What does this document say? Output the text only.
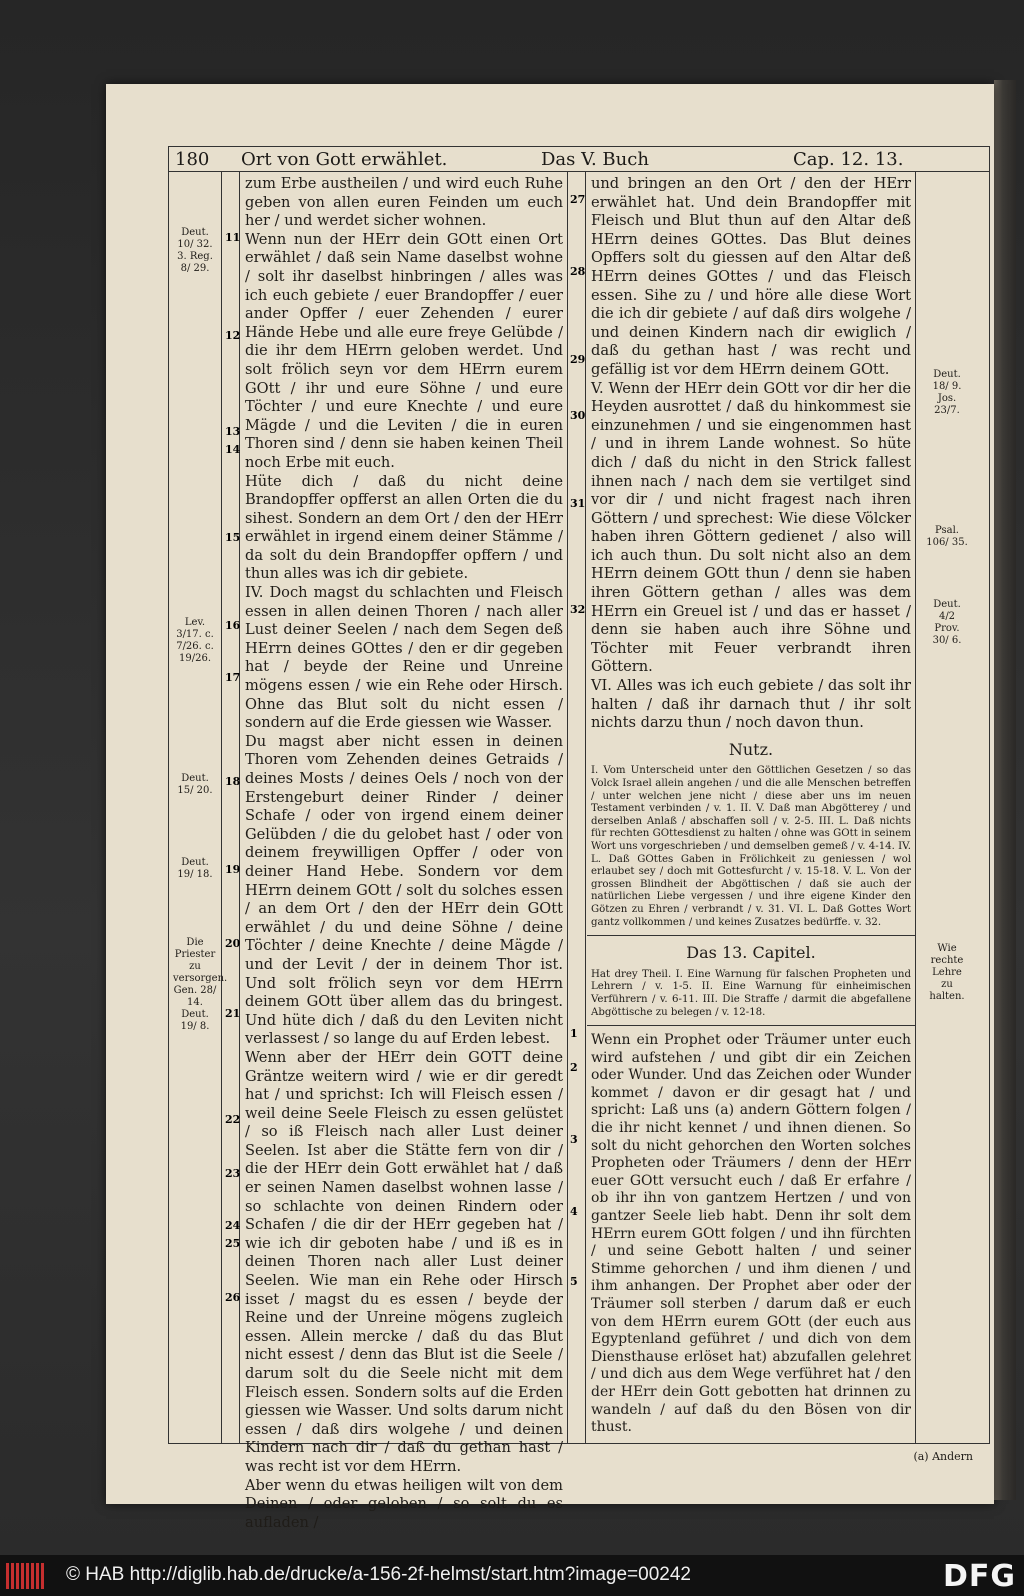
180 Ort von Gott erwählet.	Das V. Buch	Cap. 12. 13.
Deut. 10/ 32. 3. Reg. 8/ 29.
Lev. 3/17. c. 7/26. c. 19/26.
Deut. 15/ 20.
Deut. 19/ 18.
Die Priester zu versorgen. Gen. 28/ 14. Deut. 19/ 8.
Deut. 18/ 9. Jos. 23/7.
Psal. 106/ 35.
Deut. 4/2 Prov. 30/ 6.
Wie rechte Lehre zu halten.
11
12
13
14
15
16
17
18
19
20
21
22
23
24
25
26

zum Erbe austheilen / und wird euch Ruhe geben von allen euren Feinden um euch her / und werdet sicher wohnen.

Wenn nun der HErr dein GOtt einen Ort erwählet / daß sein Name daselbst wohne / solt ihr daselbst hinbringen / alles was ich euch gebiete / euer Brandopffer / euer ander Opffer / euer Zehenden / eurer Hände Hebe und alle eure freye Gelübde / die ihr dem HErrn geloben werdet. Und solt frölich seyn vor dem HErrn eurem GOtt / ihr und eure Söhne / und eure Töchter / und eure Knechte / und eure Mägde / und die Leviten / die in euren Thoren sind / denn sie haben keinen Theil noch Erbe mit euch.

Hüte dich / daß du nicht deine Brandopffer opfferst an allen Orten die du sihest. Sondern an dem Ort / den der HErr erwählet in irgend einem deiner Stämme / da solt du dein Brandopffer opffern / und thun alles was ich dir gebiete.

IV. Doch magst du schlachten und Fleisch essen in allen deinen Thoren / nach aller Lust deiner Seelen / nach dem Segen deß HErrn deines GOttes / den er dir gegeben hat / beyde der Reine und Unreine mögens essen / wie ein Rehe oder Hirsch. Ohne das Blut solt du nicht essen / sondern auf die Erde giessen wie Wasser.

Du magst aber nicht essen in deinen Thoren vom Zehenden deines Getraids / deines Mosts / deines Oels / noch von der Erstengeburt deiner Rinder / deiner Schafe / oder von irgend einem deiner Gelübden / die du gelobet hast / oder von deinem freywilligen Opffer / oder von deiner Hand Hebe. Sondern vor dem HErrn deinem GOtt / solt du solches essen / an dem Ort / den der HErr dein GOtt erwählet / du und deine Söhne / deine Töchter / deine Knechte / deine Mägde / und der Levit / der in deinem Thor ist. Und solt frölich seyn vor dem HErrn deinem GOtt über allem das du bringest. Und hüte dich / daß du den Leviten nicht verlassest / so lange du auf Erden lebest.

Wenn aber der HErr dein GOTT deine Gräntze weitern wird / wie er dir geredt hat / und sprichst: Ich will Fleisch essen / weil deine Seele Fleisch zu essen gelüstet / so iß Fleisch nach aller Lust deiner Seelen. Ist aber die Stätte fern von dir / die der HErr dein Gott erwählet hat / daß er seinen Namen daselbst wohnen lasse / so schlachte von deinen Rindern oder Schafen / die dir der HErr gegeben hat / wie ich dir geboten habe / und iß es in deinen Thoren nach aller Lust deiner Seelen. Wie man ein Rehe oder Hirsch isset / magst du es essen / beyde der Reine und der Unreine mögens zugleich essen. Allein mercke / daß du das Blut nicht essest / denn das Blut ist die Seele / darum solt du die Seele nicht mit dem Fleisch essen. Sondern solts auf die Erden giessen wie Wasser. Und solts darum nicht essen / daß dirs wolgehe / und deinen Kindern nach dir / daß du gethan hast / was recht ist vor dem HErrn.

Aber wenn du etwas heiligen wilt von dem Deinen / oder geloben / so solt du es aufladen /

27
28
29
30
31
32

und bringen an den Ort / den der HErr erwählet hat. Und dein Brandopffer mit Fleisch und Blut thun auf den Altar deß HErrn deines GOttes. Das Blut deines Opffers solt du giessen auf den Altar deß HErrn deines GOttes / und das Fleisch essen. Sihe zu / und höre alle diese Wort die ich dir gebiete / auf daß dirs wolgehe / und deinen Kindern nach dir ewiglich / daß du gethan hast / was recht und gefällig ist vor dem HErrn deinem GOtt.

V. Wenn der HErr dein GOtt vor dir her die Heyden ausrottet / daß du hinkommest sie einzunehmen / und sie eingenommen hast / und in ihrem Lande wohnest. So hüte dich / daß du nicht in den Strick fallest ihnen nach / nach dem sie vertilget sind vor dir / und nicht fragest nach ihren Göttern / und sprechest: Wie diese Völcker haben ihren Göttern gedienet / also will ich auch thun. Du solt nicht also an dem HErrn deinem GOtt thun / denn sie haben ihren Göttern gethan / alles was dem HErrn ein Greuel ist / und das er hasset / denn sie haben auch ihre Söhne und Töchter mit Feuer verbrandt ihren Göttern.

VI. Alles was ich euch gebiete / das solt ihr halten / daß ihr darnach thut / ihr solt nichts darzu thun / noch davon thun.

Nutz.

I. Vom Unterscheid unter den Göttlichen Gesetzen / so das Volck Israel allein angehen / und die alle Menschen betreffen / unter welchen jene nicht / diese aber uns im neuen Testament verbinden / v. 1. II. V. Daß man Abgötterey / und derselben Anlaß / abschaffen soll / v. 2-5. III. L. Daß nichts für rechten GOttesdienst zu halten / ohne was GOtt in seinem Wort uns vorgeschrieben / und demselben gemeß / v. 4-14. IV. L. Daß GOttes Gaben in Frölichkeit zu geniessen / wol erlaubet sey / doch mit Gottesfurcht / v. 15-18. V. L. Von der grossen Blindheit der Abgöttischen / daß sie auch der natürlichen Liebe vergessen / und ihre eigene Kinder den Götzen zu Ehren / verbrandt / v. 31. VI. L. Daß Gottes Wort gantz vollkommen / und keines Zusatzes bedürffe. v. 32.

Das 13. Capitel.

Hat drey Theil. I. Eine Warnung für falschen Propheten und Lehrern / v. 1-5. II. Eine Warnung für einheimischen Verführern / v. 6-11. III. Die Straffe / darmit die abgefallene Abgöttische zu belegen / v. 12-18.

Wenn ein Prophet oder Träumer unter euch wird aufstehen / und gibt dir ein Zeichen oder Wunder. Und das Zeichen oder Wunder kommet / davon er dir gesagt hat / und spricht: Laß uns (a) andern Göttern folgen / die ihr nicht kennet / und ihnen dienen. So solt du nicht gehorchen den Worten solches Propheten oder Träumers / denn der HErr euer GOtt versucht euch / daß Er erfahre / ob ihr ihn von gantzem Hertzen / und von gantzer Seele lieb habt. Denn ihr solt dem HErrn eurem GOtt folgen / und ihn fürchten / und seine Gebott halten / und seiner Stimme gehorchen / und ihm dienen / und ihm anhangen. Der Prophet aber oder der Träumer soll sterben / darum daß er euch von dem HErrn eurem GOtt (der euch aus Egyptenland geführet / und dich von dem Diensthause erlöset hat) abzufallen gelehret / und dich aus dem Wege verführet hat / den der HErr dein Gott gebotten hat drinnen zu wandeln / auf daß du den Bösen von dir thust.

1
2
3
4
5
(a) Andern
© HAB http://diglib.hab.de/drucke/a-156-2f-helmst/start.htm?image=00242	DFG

━━━

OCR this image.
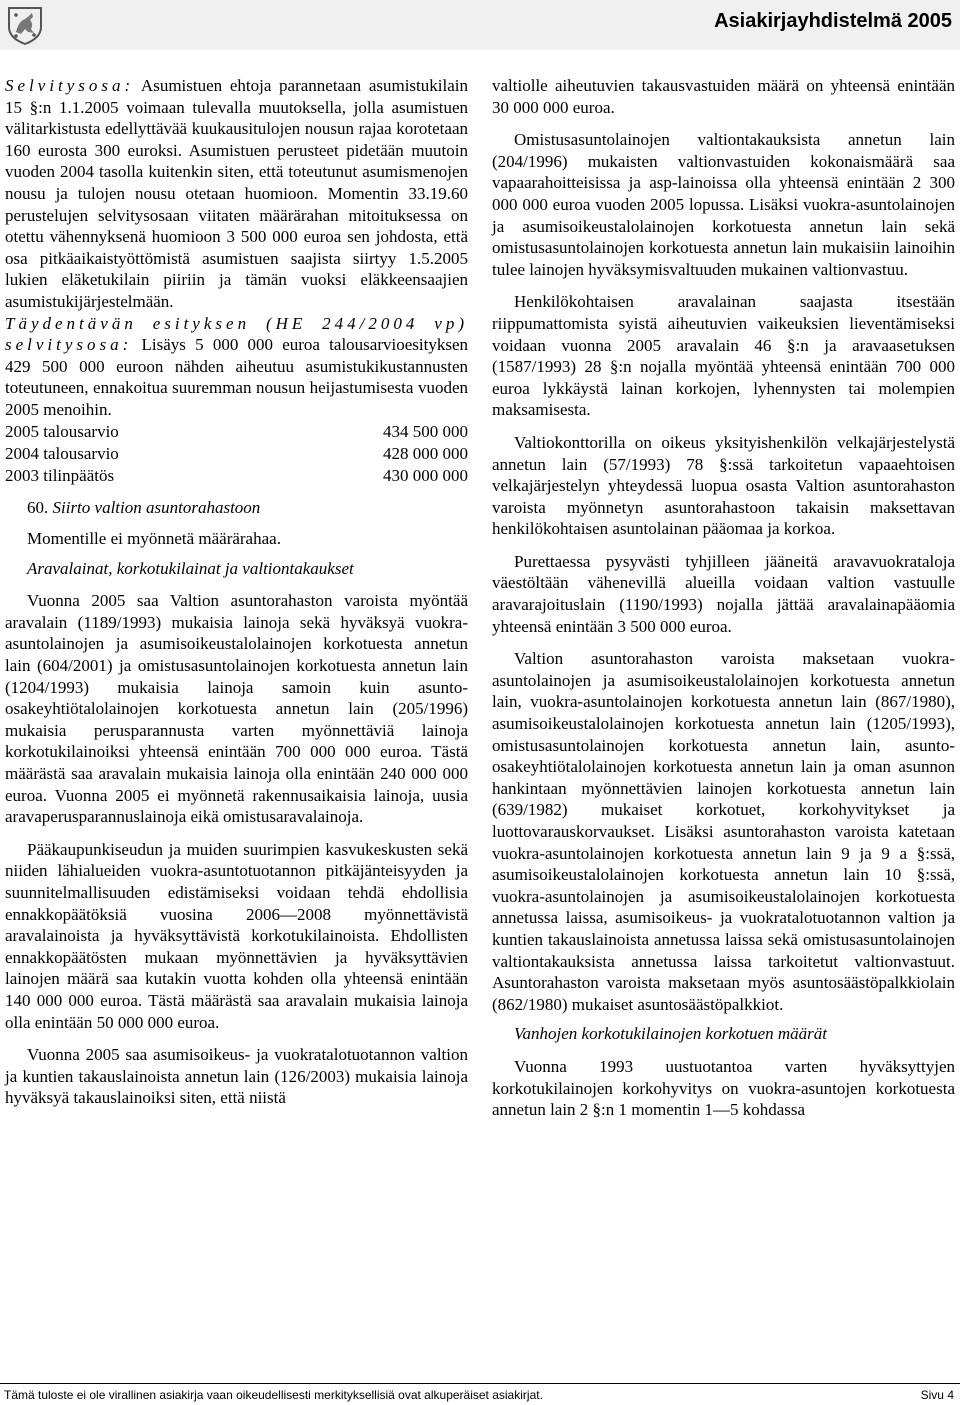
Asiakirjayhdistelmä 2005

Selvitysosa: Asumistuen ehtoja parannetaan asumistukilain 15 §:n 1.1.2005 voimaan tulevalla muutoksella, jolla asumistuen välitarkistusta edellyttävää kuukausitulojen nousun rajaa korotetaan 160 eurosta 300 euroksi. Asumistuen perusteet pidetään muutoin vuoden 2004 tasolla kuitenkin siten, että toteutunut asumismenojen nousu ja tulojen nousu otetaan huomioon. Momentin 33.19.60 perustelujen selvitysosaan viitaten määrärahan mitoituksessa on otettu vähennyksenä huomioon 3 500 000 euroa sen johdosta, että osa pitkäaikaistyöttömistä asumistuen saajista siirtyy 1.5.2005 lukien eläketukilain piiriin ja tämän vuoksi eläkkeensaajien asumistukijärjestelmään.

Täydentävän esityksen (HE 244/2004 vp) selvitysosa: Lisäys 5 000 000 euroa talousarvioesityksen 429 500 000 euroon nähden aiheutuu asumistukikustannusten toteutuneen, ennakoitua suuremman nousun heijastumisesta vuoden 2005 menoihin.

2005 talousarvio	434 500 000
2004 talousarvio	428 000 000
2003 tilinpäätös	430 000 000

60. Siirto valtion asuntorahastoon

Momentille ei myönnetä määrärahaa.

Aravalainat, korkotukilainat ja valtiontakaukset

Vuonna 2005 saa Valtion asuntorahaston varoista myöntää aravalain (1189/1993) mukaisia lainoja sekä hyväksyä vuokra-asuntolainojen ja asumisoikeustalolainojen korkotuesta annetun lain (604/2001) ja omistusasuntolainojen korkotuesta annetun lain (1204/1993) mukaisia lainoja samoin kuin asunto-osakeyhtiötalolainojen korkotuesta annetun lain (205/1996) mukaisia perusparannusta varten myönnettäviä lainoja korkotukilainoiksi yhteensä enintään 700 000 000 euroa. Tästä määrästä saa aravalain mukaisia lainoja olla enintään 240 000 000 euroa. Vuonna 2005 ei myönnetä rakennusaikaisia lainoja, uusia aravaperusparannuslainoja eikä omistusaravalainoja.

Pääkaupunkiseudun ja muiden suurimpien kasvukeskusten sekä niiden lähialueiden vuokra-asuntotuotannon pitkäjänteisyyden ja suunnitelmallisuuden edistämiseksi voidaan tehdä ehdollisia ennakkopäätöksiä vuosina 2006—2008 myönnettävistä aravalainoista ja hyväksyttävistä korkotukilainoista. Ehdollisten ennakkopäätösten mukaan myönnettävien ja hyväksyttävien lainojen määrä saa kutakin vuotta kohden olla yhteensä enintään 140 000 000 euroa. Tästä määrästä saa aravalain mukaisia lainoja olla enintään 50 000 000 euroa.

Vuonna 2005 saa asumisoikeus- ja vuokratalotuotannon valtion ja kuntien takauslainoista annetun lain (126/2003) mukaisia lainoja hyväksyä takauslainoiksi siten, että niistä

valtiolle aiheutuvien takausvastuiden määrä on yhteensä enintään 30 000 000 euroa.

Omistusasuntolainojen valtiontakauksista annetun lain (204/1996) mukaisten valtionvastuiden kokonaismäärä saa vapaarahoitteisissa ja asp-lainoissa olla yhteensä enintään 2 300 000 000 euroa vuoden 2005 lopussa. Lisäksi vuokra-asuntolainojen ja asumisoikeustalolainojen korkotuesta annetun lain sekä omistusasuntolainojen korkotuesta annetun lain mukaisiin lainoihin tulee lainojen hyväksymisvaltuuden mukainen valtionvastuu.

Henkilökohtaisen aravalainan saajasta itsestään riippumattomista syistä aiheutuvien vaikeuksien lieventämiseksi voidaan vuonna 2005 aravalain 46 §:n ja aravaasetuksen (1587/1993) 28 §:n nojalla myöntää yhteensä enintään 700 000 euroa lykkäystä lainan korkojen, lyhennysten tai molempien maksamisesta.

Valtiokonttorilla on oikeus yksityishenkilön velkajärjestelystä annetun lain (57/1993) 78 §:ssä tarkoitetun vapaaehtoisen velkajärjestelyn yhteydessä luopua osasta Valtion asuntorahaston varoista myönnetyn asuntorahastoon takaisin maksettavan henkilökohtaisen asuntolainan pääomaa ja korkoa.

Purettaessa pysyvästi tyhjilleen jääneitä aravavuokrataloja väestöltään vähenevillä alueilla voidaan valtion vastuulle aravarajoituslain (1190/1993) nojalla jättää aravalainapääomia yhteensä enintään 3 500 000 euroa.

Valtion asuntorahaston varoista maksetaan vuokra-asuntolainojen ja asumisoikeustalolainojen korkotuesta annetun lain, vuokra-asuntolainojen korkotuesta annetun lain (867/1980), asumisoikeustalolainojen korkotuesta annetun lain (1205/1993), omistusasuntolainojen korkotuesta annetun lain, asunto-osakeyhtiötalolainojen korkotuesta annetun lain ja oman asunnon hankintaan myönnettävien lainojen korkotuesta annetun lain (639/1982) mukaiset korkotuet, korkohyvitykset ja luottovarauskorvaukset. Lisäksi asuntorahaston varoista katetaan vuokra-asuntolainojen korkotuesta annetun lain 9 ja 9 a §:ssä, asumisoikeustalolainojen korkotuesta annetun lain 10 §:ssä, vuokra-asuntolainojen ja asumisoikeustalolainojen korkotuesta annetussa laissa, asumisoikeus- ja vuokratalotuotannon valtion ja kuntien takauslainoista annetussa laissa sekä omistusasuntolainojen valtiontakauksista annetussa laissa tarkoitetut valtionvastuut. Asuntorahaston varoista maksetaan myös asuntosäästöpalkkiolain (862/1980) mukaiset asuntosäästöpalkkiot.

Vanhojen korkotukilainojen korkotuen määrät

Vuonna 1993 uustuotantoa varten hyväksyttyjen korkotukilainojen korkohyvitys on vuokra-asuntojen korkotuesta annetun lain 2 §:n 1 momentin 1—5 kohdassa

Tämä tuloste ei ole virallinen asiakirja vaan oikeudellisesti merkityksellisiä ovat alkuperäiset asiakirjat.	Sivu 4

━━━

▶ [What the exercise asks]
Reply with the count alone: how many lines of the records contain the string "this"?

▶ [Task response]
2